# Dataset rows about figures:

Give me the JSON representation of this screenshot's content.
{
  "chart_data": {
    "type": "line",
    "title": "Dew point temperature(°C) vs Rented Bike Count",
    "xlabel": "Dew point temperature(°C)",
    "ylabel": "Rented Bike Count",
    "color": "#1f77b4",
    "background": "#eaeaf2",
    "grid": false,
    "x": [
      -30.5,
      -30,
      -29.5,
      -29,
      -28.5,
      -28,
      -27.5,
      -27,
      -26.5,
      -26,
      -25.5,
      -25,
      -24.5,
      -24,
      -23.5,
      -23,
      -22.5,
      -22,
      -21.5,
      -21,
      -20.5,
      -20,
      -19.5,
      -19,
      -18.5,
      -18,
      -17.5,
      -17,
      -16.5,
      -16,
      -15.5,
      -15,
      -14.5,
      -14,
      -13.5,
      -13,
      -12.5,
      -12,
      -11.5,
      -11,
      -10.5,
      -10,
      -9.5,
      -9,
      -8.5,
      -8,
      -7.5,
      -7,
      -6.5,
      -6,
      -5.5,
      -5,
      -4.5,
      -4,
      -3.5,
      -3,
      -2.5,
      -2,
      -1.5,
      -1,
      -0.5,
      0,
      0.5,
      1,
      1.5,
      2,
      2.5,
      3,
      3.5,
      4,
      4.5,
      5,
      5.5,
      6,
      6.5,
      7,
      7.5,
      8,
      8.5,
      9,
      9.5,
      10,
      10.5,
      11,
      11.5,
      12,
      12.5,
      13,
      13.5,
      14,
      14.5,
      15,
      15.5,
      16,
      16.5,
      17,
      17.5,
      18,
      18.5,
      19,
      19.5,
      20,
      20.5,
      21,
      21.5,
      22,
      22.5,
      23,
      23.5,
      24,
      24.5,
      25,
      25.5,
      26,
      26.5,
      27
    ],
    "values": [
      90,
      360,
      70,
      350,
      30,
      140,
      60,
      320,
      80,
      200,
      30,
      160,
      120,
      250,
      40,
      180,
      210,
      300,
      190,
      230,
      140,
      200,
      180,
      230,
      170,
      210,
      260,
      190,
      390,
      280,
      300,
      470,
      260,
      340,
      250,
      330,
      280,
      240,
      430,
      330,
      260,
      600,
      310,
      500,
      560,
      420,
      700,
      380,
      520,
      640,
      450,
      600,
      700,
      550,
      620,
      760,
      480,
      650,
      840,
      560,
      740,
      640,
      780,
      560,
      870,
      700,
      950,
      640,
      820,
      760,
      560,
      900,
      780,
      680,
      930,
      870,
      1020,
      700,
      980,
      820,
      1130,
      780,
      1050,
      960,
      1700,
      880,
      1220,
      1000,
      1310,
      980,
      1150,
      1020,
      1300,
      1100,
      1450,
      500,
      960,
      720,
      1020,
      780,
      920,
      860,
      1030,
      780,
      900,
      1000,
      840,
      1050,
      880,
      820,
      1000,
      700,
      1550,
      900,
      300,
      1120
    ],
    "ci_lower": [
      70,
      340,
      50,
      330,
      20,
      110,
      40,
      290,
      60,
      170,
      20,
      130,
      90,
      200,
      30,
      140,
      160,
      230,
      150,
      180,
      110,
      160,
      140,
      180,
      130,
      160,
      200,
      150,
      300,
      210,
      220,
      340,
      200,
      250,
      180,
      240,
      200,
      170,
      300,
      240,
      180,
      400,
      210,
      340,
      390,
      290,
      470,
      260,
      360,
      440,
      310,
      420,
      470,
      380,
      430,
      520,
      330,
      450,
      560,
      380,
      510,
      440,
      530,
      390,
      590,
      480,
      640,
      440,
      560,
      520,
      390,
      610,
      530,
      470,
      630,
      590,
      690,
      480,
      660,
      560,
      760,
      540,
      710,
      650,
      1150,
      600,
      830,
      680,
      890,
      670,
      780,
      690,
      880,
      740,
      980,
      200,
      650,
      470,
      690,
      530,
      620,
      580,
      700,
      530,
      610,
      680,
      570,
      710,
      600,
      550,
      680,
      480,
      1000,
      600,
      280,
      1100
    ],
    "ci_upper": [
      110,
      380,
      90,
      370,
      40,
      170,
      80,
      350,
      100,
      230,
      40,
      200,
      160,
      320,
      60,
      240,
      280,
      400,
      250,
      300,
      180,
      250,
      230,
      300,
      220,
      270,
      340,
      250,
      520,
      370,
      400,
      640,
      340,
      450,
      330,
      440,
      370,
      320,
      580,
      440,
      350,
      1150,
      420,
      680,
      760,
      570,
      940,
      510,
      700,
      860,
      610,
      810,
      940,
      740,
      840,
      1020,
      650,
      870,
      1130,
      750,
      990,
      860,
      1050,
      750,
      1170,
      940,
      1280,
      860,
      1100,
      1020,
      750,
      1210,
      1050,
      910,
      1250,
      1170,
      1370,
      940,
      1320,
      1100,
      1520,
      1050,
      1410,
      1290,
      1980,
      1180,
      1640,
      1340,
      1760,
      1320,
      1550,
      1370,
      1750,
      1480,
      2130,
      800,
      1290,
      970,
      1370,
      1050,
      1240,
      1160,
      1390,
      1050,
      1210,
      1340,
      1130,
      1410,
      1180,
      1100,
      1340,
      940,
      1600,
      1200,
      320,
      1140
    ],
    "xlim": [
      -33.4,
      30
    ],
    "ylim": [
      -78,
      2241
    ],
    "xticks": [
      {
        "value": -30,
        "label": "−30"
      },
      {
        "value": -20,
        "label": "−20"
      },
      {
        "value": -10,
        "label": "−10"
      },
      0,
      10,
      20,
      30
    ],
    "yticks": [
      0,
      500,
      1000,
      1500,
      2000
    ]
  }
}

# Stated task:
Write out the complete set of records exactly as given.

# Finished exercise:
Give me the JSON representation of this screenshot's content.
{
  "chart_data": {
    "type": "line",
    "title": "Dew point temperature(°C) vs Rented Bike Count",
    "xlabel": "Dew point temperature(°C)",
    "ylabel": "Rented Bike Count",
    "color": "#1f77b4",
    "background": "#eaeaf2",
    "grid": false,
    "x": [
      -30.5,
      -30,
      -29.5,
      -29,
      -28.5,
      -28,
      -27.5,
      -27,
      -26.5,
      -26,
      -25.5,
      -25,
      -24.5,
      -24,
      -23.5,
      -23,
      -22.5,
      -22,
      -21.5,
      -21,
      -20.5,
      -20,
      -19.5,
      -19,
      -18.5,
      -18,
      -17.5,
      -17,
      -16.5,
      -16,
      -15.5,
      -15,
      -14.5,
      -14,
      -13.5,
      -13,
      -12.5,
      -12,
      -11.5,
      -11,
      -10.5,
      -10,
      -9.5,
      -9,
      -8.5,
      -8,
      -7.5,
      -7,
      -6.5,
      -6,
      -5.5,
      -5,
      -4.5,
      -4,
      -3.5,
      -3,
      -2.5,
      -2,
      -1.5,
      -1,
      -0.5,
      0,
      0.5,
      1,
      1.5,
      2,
      2.5,
      3,
      3.5,
      4,
      4.5,
      5,
      5.5,
      6,
      6.5,
      7,
      7.5,
      8,
      8.5,
      9,
      9.5,
      10,
      10.5,
      11,
      11.5,
      12,
      12.5,
      13,
      13.5,
      14,
      14.5,
      15,
      15.5,
      16,
      16.5,
      17,
      17.5,
      18,
      18.5,
      19,
      19.5,
      20,
      20.5,
      21,
      21.5,
      22,
      22.5,
      23,
      23.5,
      24,
      24.5,
      25,
      25.5,
      26,
      26.5,
      27
    ],
    "values": [
      90,
      360,
      70,
      350,
      30,
      140,
      60,
      320,
      80,
      200,
      30,
      160,
      120,
      250,
      40,
      180,
      210,
      300,
      190,
      230,
      140,
      200,
      180,
      230,
      170,
      210,
      260,
      190,
      390,
      280,
      300,
      470,
      260,
      340,
      250,
      330,
      280,
      240,
      430,
      330,
      260,
      600,
      310,
      500,
      560,
      420,
      700,
      380,
      520,
      640,
      450,
      600,
      700,
      550,
      620,
      760,
      480,
      650,
      840,
      560,
      740,
      640,
      780,
      560,
      870,
      700,
      950,
      640,
      820,
      760,
      560,
      900,
      780,
      680,
      930,
      870,
      1020,
      700,
      980,
      820,
      1130,
      780,
      1050,
      960,
      1700,
      880,
      1220,
      1000,
      1310,
      980,
      1150,
      1020,
      1300,
      1100,
      1450,
      500,
      960,
      720,
      1020,
      780,
      920,
      860,
      1030,
      780,
      900,
      1000,
      840,
      1050,
      880,
      820,
      1000,
      700,
      1550,
      900,
      300,
      1120
    ],
    "ci_lower": [
      70,
      340,
      50,
      330,
      20,
      110,
      40,
      290,
      60,
      170,
      20,
      130,
      90,
      200,
      30,
      140,
      160,
      230,
      150,
      180,
      110,
      160,
      140,
      180,
      130,
      160,
      200,
      150,
      300,
      210,
      220,
      340,
      200,
      250,
      180,
      240,
      200,
      170,
      300,
      240,
      180,
      400,
      210,
      340,
      390,
      290,
      470,
      260,
      360,
      440,
      310,
      420,
      470,
      380,
      430,
      520,
      330,
      450,
      560,
      380,
      510,
      440,
      530,
      390,
      590,
      480,
      640,
      440,
      560,
      520,
      390,
      610,
      530,
      470,
      630,
      590,
      690,
      480,
      660,
      560,
      760,
      540,
      710,
      650,
      1150,
      600,
      830,
      680,
      890,
      670,
      780,
      690,
      880,
      740,
      980,
      200,
      650,
      470,
      690,
      530,
      620,
      580,
      700,
      530,
      610,
      680,
      570,
      710,
      600,
      550,
      680,
      480,
      1000,
      600,
      280,
      1100
    ],
    "ci_upper": [
      110,
      380,
      90,
      370,
      40,
      170,
      80,
      350,
      100,
      230,
      40,
      200,
      160,
      320,
      60,
      240,
      280,
      400,
      250,
      300,
      180,
      250,
      230,
      300,
      220,
      270,
      340,
      250,
      520,
      370,
      400,
      640,
      340,
      450,
      330,
      440,
      370,
      320,
      580,
      440,
      350,
      1150,
      420,
      680,
      760,
      570,
      940,
      510,
      700,
      860,
      610,
      810,
      940,
      740,
      840,
      1020,
      650,
      870,
      1130,
      750,
      990,
      860,
      1050,
      750,
      1170,
      940,
      1280,
      860,
      1100,
      1020,
      750,
      1210,
      1050,
      910,
      1250,
      1170,
      1370,
      940,
      1320,
      1100,
      1520,
      1050,
      1410,
      1290,
      1980,
      1180,
      1640,
      1340,
      1760,
      1320,
      1550,
      1370,
      1750,
      1480,
      2130,
      800,
      1290,
      970,
      1370,
      1050,
      1240,
      1160,
      1390,
      1050,
      1210,
      1340,
      1130,
      1410,
      1180,
      1100,
      1340,
      940,
      1600,
      1200,
      320,
      1140
    ],
    "xlim": [
      -33.4,
      30
    ],
    "ylim": [
      -78,
      2241
    ],
    "xticks": [
      {
        "value": -30,
        "label": "−30"
      },
      {
        "value": -20,
        "label": "−20"
      },
      {
        "value": -10,
        "label": "−10"
      },
      0,
      10,
      20,
      30
    ],
    "yticks": [
      0,
      500,
      1000,
      1500,
      2000
    ]
  }
}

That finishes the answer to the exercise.